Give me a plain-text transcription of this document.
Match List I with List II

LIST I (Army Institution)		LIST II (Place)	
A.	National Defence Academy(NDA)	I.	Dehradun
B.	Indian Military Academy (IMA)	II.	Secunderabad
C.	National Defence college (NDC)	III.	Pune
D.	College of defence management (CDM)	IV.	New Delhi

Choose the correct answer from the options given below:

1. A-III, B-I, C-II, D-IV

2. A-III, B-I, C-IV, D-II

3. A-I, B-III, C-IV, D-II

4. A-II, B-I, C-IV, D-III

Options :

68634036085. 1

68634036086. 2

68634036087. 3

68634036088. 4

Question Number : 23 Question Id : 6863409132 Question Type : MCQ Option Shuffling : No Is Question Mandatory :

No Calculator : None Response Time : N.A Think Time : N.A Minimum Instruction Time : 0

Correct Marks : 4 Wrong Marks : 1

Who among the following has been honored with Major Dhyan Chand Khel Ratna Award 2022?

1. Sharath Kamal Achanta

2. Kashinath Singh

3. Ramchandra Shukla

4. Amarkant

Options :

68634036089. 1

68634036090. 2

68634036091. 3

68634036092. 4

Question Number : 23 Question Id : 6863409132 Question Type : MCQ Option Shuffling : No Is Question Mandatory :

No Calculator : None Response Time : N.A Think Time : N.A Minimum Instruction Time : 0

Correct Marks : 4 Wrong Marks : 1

§ **Challenge**: Retype the records that precede this task, keeping them exactly the same.

§ **Complete output**:
Give me a plain-text transcription of this document.
Match List I with List II

LIST I (Army Institution)		LIST II (Place)	
A.	National Defence Academy(NDA)	I.	Dehradun
B.	Indian Military Academy (IMA)	II.	Secunderabad
C.	National Defence college (NDC)	III.	Pune
D.	College of defence management (CDM)	IV.	New Delhi

Choose the correct answer from the options given below:

1. A-III, B-I, C-II, D-IV

2. A-III, B-I, C-IV, D-II

3. A-I, B-III, C-IV, D-II

4. A-II, B-I, C-IV, D-III

Options :

68634036085. 1

68634036086. 2

68634036087. 3

68634036088. 4

Question Number : 23 Question Id : 6863409132 Question Type : MCQ Option Shuffling : No Is Question Mandatory :

No Calculator : None Response Time : N.A Think Time : N.A Minimum Instruction Time : 0

Correct Marks : 4 Wrong Marks : 1

Who among the following has been honored with Major Dhyan Chand Khel Ratna Award 2022?

1. Sharath Kamal Achanta

2. Kashinath Singh

3. Ramchandra Shukla

4. Amarkant

Options :

68634036089. 1

68634036090. 2

68634036091. 3

68634036092. 4

Question Number : 23 Question Id : 6863409132 Question Type : MCQ Option Shuffling : No Is Question Mandatory :

No Calculator : None Response Time : N.A Think Time : N.A Minimum Instruction Time : 0

Correct Marks : 4 Wrong Marks : 1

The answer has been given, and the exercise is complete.